[Layout region records]

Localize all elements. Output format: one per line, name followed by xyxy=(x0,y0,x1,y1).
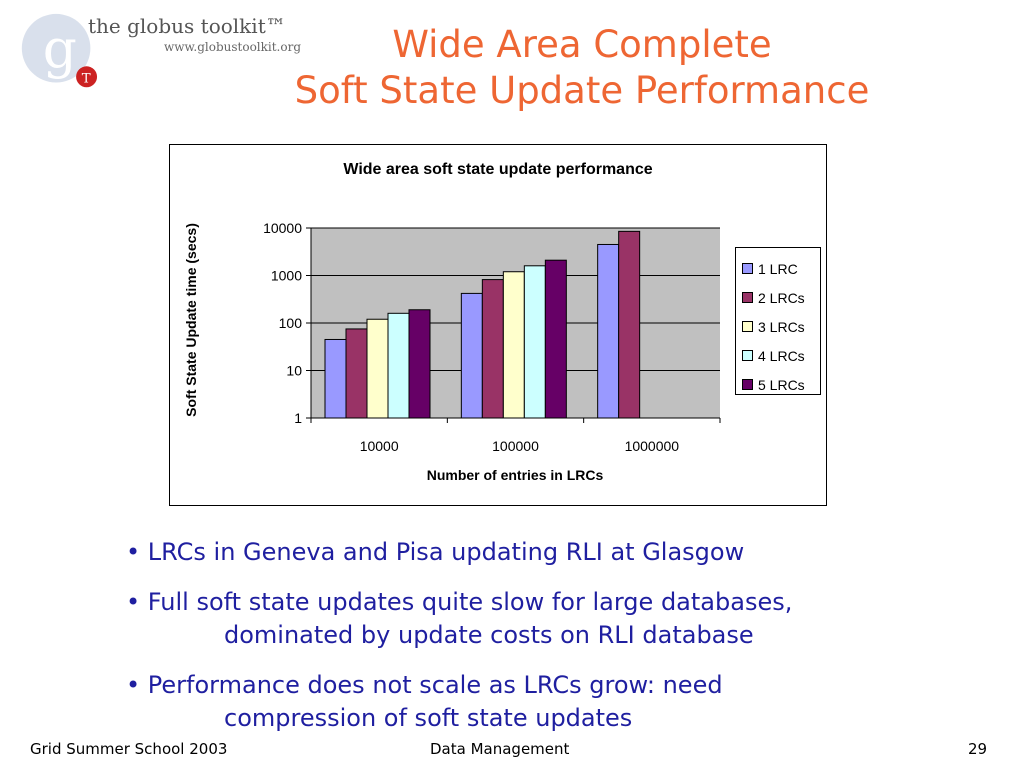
bar-chart: 1 10 100 1000 10000 10000 100000 1000000 xyxy=(263,220,721,454)
slide-title: Wide Area Complete Soft State Update Per… xyxy=(200,22,964,114)
y-tick-label: 1000 xyxy=(271,268,302,284)
x-axis-label: Number of entries in LRCs xyxy=(426,467,604,483)
legend-item: 5 LRCs xyxy=(742,370,820,399)
bullet-list: • LRCs in Geneva and Pisa updating RLI a… xyxy=(126,536,1006,752)
slide-title-line1: Wide Area Complete xyxy=(392,23,772,66)
logo-letter: g xyxy=(43,17,77,80)
legend-item: 2 LRCs xyxy=(742,283,820,312)
bar-2-lrcs xyxy=(345,328,368,419)
legend-swatch xyxy=(742,292,753,303)
bullet-item: • Full soft state updates quite slow for… xyxy=(126,586,1006,652)
legend-swatch xyxy=(742,379,753,390)
chart-frame: 1 10 100 1000 10000 10000 100000 1000000 Wide a… xyxy=(169,144,827,506)
bar-1-lrc xyxy=(597,243,620,419)
legend-item: 1 LRC xyxy=(742,254,820,283)
chart-title: Wide area soft state update performance xyxy=(343,161,653,178)
y-tick-label: 1 xyxy=(294,410,302,426)
bullet-item: • Performance does not scale as LRCs gro… xyxy=(126,669,1006,735)
legend-swatch xyxy=(742,321,753,332)
legend-label: 3 LRCs xyxy=(758,318,805,335)
y-axis-label: Soft State Update time (secs) xyxy=(183,223,199,417)
bar-4-lrcs xyxy=(387,312,410,419)
legend-label: 4 LRCs xyxy=(758,347,805,364)
legend-swatch xyxy=(742,263,753,274)
bullet-text: compression of soft state updates xyxy=(224,704,633,732)
legend-swatch xyxy=(742,350,753,361)
bullet-text: dominated by update costs on RLI databas… xyxy=(224,621,754,649)
bar-2-lrcs xyxy=(481,279,504,419)
bar-5-lrcs xyxy=(544,259,567,419)
bullet-text: • LRCs in Geneva and Pisa updating RLI a… xyxy=(126,538,745,566)
y-tick-label: 10000 xyxy=(263,220,302,236)
bar-3-lrcs xyxy=(366,318,389,419)
x-tick-label: 10000 xyxy=(360,438,399,454)
bar-2-lrcs xyxy=(618,230,641,419)
y-tick-label: 10 xyxy=(286,363,302,379)
x-tick-label: 100000 xyxy=(492,438,539,454)
chart-legend: 1 LRC 2 LRCs 3 LRCs 4 LRCs 5 LRCs xyxy=(735,247,821,395)
bar-1-lrc xyxy=(324,338,347,419)
bar-1-lrc xyxy=(460,292,483,419)
bar-4-lrcs xyxy=(523,265,546,419)
logo-name: the globus toolkit™ xyxy=(88,14,286,38)
bar-5-lrcs xyxy=(408,309,431,419)
bullet-text: • Full soft state updates quite slow for… xyxy=(126,588,793,616)
legend-label: 2 LRCs xyxy=(758,289,805,306)
globus-g-icon: g T xyxy=(21,13,98,88)
footer-center: Data Management xyxy=(430,740,570,758)
x-tick-label: 1000000 xyxy=(625,438,680,454)
bullet-item: • LRCs in Geneva and Pisa updating RLI a… xyxy=(126,536,1006,569)
logo-badge: T xyxy=(82,71,91,86)
bullet-text: • Performance does not scale as LRCs gro… xyxy=(126,671,723,699)
legend-label: 5 LRCs xyxy=(758,376,805,393)
globus-logo: g T the globus toolkit™ www.globustoolki… xyxy=(14,10,324,100)
page-number: 29 xyxy=(968,740,988,758)
y-tick-label: 100 xyxy=(279,315,303,331)
legend-label: 1 LRC xyxy=(758,260,798,277)
logo-url: www.globustoolkit.org xyxy=(164,40,302,54)
bar-3-lrcs xyxy=(502,271,525,419)
legend-item: 3 LRCs xyxy=(742,312,820,341)
footer-left: Grid Summer School 2003 xyxy=(30,740,228,758)
legend-item: 4 LRCs xyxy=(742,341,820,370)
slide-title-line2: Soft State Update Performance xyxy=(294,69,870,112)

## Description of the task
Rewrite the listing starting at the line containing "bar-chart: 1 10" and ending at the line containing "bar-2-lrcs xyxy=(345,328,368,419)", changing "legend-item" to "key-entry" and leaving everything else as it is. Give only those lines.

## Correct response
bar-chart: 1 10 100 1000 10000 10000 100000 1000000 xyxy=(263,220,721,454)
slide-title: Wide Area Complete Soft State Update Per… xyxy=(200,22,964,114)
y-tick-label: 1000 xyxy=(271,268,302,284)
x-axis-label: Number of entries in LRCs xyxy=(426,467,604,483)
key-entry: 5 LRCs xyxy=(742,370,820,399)
bullet-list: • LRCs in Geneva and Pisa updating RLI a… xyxy=(126,536,1006,752)
slide-title-line1: Wide Area Complete xyxy=(392,23,772,66)
logo-letter: g xyxy=(43,17,77,80)
key-entry: 2 LRCs xyxy=(742,283,820,312)
bar-2-lrcs xyxy=(345,328,368,419)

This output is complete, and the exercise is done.